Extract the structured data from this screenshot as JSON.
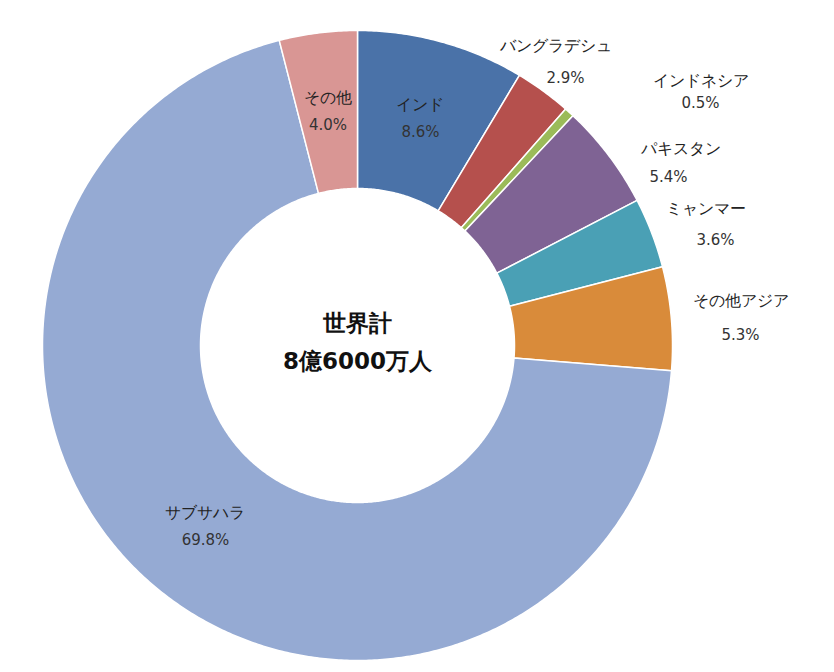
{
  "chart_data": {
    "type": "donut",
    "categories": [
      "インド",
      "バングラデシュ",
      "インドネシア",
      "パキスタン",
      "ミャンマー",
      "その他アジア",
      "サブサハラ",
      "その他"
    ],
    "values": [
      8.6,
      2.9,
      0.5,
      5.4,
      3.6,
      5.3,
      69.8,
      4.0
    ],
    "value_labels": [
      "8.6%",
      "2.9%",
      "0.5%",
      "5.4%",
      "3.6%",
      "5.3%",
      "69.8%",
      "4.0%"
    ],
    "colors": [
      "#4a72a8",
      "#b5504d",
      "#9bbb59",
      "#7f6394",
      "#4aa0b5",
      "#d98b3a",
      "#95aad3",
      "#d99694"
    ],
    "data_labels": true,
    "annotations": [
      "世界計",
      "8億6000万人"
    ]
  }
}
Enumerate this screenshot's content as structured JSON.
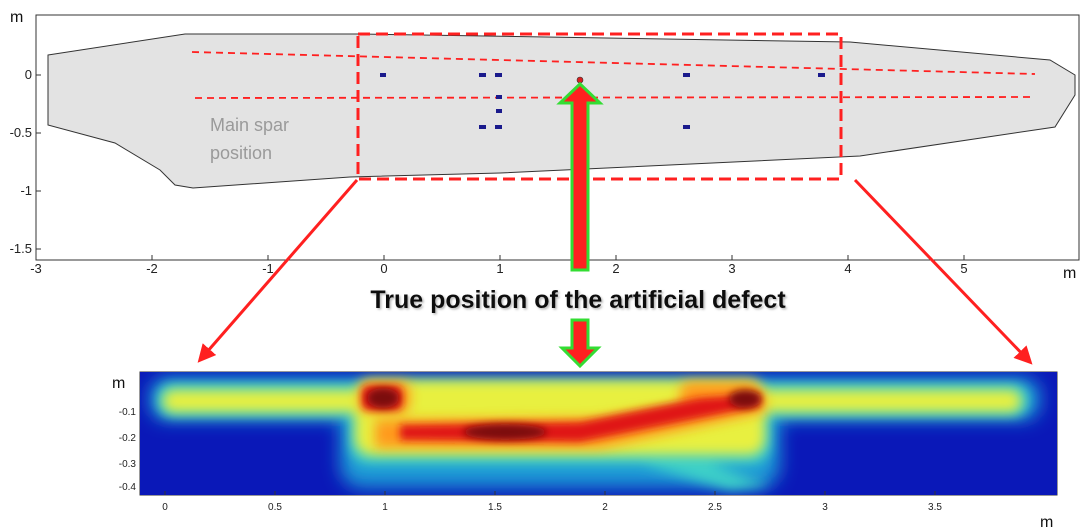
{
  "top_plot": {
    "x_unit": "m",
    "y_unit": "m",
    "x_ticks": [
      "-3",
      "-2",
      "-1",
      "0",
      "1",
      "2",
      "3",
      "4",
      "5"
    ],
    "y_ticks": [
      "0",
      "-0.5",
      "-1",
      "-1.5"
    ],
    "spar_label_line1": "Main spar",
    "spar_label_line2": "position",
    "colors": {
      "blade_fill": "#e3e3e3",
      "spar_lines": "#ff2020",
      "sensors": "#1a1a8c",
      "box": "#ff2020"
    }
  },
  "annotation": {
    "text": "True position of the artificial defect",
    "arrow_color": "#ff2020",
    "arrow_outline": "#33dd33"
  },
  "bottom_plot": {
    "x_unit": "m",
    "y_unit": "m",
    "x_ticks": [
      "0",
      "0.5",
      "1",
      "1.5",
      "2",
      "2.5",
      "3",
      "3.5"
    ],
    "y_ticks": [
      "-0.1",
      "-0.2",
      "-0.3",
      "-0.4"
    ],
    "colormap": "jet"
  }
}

Task directions: Only lines holding the string "screenshot" are wanted; gather each one from the entries above.

Completed task:
Extract the structured data from this screenshot as JSON.
Enumerate this screenshot's content as structured JSON.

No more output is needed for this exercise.